Data entries
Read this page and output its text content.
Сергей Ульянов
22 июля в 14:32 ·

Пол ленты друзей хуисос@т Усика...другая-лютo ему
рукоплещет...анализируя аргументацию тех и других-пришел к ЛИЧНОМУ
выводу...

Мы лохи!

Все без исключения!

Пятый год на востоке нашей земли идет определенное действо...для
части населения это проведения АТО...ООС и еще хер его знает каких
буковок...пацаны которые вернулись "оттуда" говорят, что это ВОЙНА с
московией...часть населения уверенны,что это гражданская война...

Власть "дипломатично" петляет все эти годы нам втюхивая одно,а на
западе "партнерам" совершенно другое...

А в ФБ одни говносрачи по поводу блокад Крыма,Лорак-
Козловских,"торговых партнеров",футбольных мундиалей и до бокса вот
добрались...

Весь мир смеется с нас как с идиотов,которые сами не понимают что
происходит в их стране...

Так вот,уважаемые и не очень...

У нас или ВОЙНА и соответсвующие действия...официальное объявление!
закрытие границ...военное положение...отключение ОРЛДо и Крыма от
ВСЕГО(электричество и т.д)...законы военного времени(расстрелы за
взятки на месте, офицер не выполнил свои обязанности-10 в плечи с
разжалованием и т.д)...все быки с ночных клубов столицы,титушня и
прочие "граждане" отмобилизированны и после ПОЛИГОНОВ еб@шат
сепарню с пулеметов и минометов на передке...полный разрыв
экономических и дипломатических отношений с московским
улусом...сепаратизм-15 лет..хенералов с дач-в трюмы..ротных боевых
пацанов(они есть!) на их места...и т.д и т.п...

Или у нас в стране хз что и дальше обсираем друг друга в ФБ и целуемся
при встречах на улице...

Challenge:
Without leaving anything out, quote all the data.

Output of the task:
Read this page and output its text content.
Сергей Ульянов
22 июля в 14:32 ·

Пол ленты друзей хуисос@т Усика...другая-лютo ему
рукоплещет...анализируя аргументацию тех и других-пришел к ЛИЧНОМУ
выводу...

Мы лохи!

Все без исключения!

Пятый год на востоке нашей земли идет определенное действо...для
части населения это проведения АТО...ООС и еще хер его знает каких
буковок...пацаны которые вернулись "оттуда" говорят, что это ВОЙНА с
московией...часть населения уверенны,что это гражданская война...

Власть "дипломатично" петляет все эти годы нам втюхивая одно,а на
западе "партнерам" совершенно другое...

А в ФБ одни говносрачи по поводу блокад Крыма,Лорак-
Козловских,"торговых партнеров",футбольных мундиалей и до бокса вот
добрались...

Весь мир смеется с нас как с идиотов,которые сами не понимают что
происходит в их стране...

Так вот,уважаемые и не очень...

У нас или ВОЙНА и соответсвующие действия...официальное объявление!
закрытие границ...военное положение...отключение ОРЛДо и Крыма от
ВСЕГО(электричество и т.д)...законы военного времени(расстрелы за
взятки на месте, офицер не выполнил свои обязанности-10 в плечи с
разжалованием и т.д)...все быки с ночных клубов столицы,титушня и
прочие "граждане" отмобилизированны и после ПОЛИГОНОВ еб@шат
сепарню с пулеметов и минометов на передке...полный разрыв
экономических и дипломатических отношений с московским
улусом...сепаратизм-15 лет..хенералов с дач-в трюмы..ротных боевых
пацанов(они есть!) на их места...и т.д и т.п...

Или у нас в стране хз что и дальше обсираем друг друга в ФБ и целуемся
при встречах на улице...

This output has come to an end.